BEGIN DATASET RECORDS

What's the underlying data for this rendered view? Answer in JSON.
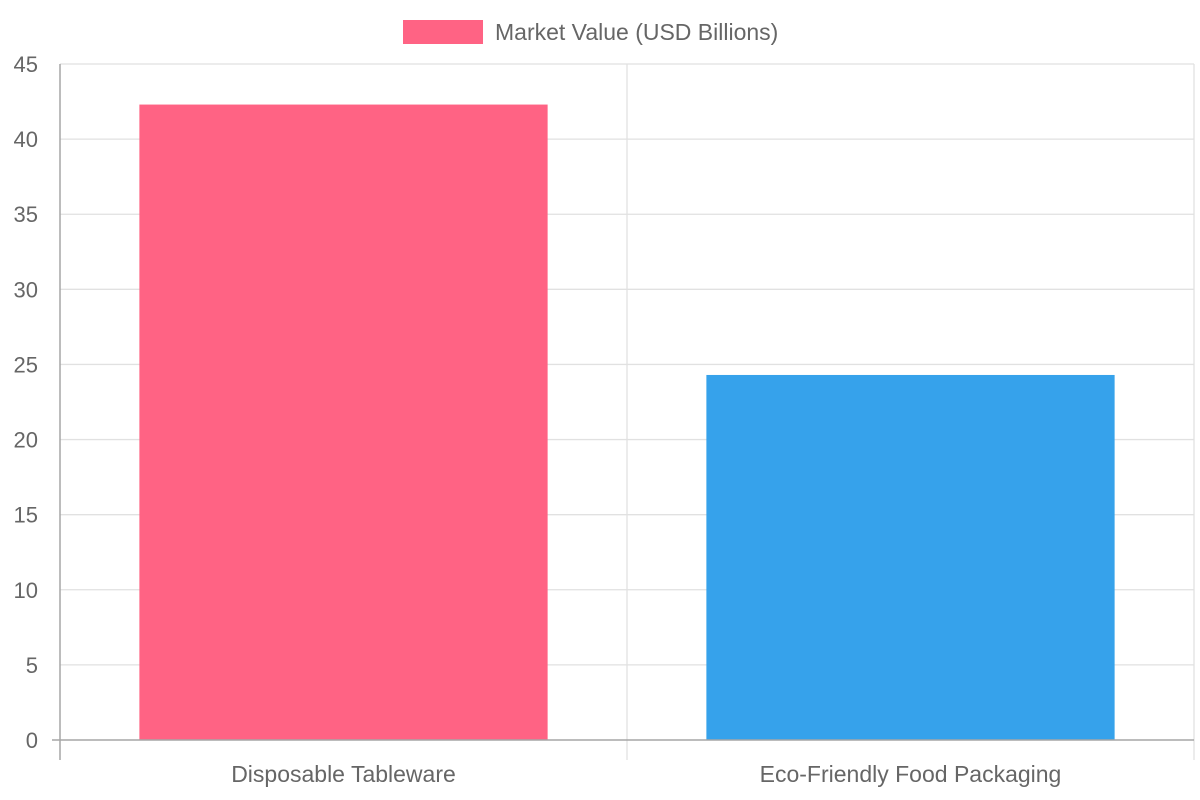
{
  "chart_data": {
    "type": "bar",
    "categories": [
      "Disposable Tableware",
      "Eco-Friendly Food Packaging"
    ],
    "series": [
      {
        "name": "Market Value (USD Billions)",
        "values": [
          42.3,
          24.3
        ],
        "colors": [
          "#ff6384",
          "#36a2eb"
        ]
      }
    ],
    "ylim": [
      0,
      45
    ],
    "yticks": [
      0,
      5,
      10,
      15,
      20,
      25,
      30,
      35,
      40,
      45
    ],
    "grid": true,
    "legend_position": "top"
  },
  "colors": {
    "grid": "#e1e1e1",
    "axis": "#a6a6a6",
    "text": "#666666",
    "legend_swatch": "#ff6384"
  }
}
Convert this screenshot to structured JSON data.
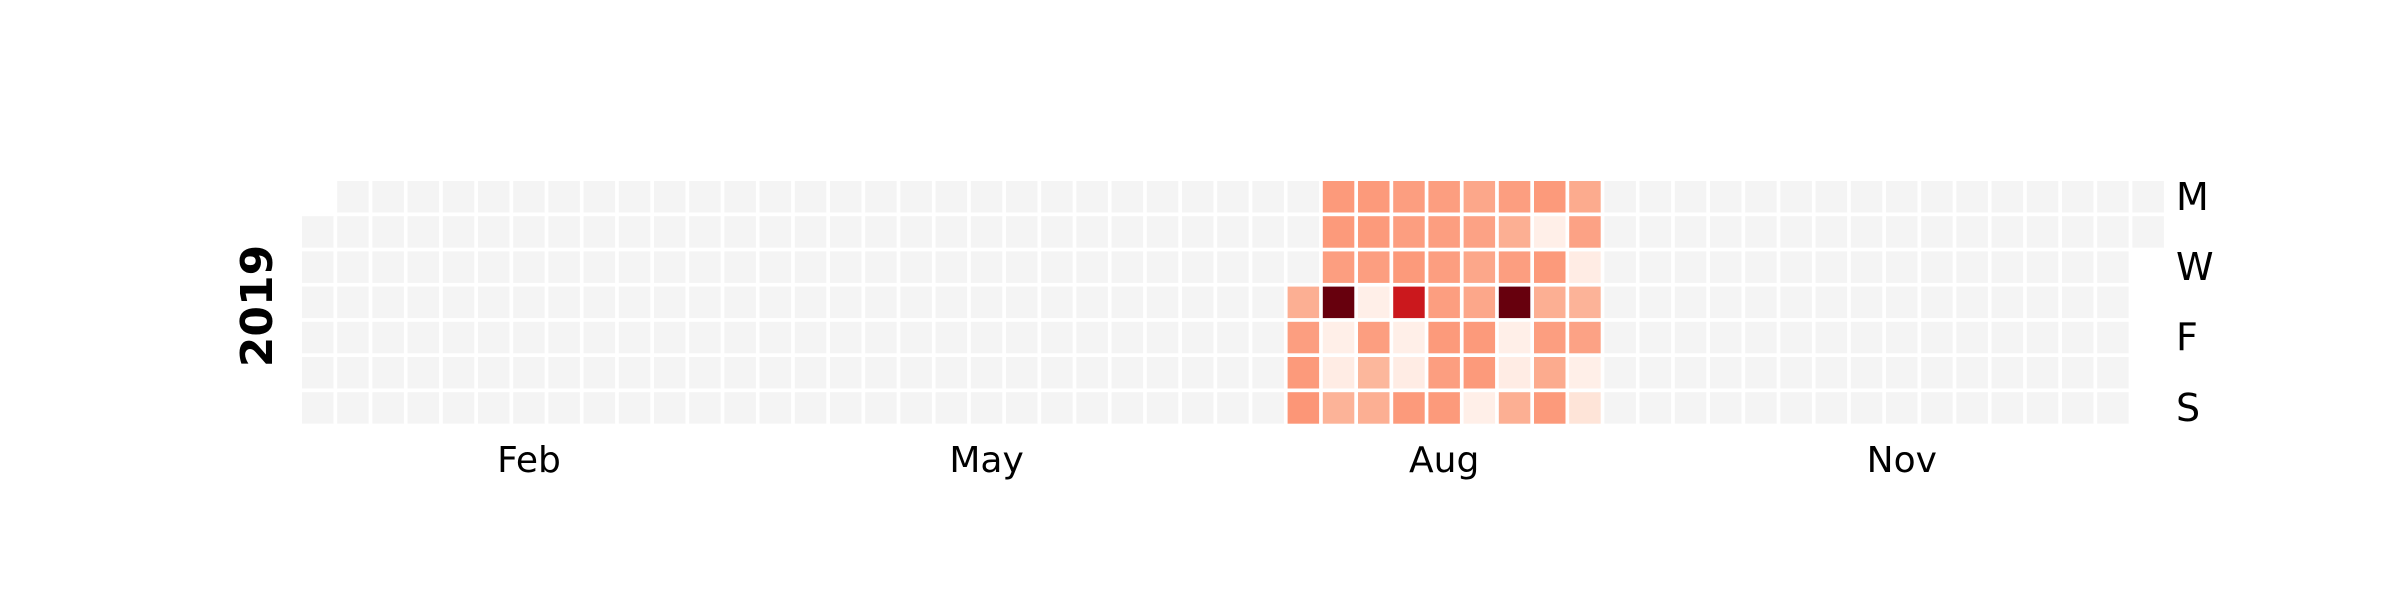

END DATASET RECORDS

→ INSTRUCTIONS TO FOLLOW: Output the entries above exactly, without their pictures.

→ RESPONSE BELOW:
What's the underlying data for this rendered view? Answer in JSON.
{
  "chart_data": {
    "type": "bar",
    "categories": [
      "Disposable Tableware",
      "Eco-Friendly Food Packaging"
    ],
    "series": [
      {
        "name": "Market Value (USD Billions)",
        "values": [
          42.3,
          24.3
        ],
        "colors": [
          "#ff6384",
          "#36a2eb"
        ]
      }
    ],
    "ylim": [
      0,
      45
    ],
    "yticks": [
      0,
      5,
      10,
      15,
      20,
      25,
      30,
      35,
      40,
      45
    ],
    "grid": true,
    "legend_position": "top"
  },
  "colors": {
    "grid": "#e1e1e1",
    "axis": "#a6a6a6",
    "text": "#666666",
    "legend_swatch": "#ff6384"
  }
}
Convert this screenshot to structured JSON data.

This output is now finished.